— START Records provided —

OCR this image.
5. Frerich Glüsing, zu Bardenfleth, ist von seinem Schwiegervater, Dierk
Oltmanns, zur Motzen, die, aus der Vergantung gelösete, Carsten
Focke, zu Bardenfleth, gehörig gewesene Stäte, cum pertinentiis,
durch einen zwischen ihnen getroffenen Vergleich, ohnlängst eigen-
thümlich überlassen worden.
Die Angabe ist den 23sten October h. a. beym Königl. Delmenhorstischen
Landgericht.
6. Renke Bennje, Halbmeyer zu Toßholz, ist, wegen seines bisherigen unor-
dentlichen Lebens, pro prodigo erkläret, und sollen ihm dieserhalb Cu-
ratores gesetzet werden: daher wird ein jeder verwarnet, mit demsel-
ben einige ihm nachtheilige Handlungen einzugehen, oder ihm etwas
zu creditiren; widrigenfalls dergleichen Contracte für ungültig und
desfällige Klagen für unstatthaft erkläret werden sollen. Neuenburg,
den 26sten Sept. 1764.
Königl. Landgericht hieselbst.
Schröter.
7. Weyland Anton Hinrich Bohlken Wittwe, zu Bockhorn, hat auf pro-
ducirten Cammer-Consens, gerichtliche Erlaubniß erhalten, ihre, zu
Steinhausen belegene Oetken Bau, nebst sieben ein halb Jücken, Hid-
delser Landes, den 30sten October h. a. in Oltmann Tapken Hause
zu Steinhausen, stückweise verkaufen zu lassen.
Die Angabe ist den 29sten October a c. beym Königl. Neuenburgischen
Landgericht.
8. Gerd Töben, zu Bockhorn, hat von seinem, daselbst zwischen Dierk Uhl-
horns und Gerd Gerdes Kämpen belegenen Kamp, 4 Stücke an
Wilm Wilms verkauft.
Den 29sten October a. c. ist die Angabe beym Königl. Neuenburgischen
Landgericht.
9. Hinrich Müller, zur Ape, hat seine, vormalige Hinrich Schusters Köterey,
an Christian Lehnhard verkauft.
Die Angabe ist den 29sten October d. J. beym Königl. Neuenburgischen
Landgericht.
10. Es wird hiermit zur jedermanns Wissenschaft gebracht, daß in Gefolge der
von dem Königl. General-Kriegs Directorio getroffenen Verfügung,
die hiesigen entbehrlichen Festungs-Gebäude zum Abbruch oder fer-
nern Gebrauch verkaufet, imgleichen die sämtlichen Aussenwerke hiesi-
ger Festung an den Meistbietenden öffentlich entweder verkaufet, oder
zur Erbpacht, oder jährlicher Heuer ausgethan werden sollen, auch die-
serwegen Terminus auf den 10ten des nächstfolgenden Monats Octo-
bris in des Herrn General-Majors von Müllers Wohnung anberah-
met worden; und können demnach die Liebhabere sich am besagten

— END Records provided —

Work instructions ::
Reproduce all of the data exactly as given.

Solved problem ::
OCR this image.
5. Frerich Glüsing, zu Bardenfleth, ist von seinem Schwiegervater, Dierk
Oltmanns, zur Motzen, die, aus der Vergantung gelösete, Carsten
Focke, zu Bardenfleth, gehörig gewesene Stäte, cum pertinentiis,
durch einen zwischen ihnen getroffenen Vergleich, ohnlängst eigen-
thümlich überlassen worden.
Die Angabe ist den 23sten October h. a. beym Königl. Delmenhorstischen
Landgericht.
6. Renke Bennje, Halbmeyer zu Toßholz, ist, wegen seines bisherigen unor-
dentlichen Lebens, pro prodigo erkläret, und sollen ihm dieserhalb Cu-
ratores gesetzet werden: daher wird ein jeder verwarnet, mit demsel-
ben einige ihm nachtheilige Handlungen einzugehen, oder ihm etwas
zu creditiren; widrigenfalls dergleichen Contracte für ungültig und
desfällige Klagen für unstatthaft erkläret werden sollen. Neuenburg,
den 26sten Sept. 1764.
Königl. Landgericht hieselbst.
Schröter.
7. Weyland Anton Hinrich Bohlken Wittwe, zu Bockhorn, hat auf pro-
ducirten Cammer-Consens, gerichtliche Erlaubniß erhalten, ihre, zu
Steinhausen belegene Oetken Bau, nebst sieben ein halb Jücken, Hid-
delser Landes, den 30sten October h. a. in Oltmann Tapken Hause
zu Steinhausen, stückweise verkaufen zu lassen.
Die Angabe ist den 29sten October a c. beym Königl. Neuenburgischen
Landgericht.
8. Gerd Töben, zu Bockhorn, hat von seinem, daselbst zwischen Dierk Uhl-
horns und Gerd Gerdes Kämpen belegenen Kamp, 4 Stücke an
Wilm Wilms verkauft.
Den 29sten October a. c. ist die Angabe beym Königl. Neuenburgischen
Landgericht.
9. Hinrich Müller, zur Ape, hat seine, vormalige Hinrich Schusters Köterey,
an Christian Lehnhard verkauft.
Die Angabe ist den 29sten October d. J. beym Königl. Neuenburgischen
Landgericht.
10. Es wird hiermit zur jedermanns Wissenschaft gebracht, daß in Gefolge der
von dem Königl. General-Kriegs Directorio getroffenen Verfügung,
die hiesigen entbehrlichen Festungs-Gebäude zum Abbruch oder fer-
nern Gebrauch verkaufet, imgleichen die sämtlichen Aussenwerke hiesi-
ger Festung an den Meistbietenden öffentlich entweder verkaufet, oder
zur Erbpacht, oder jährlicher Heuer ausgethan werden sollen, auch die-
serwegen Terminus auf den 10ten des nächstfolgenden Monats Octo-
bris in des Herrn General-Majors von Müllers Wohnung anberah-
met worden; und können demnach die Liebhabere sich am besagten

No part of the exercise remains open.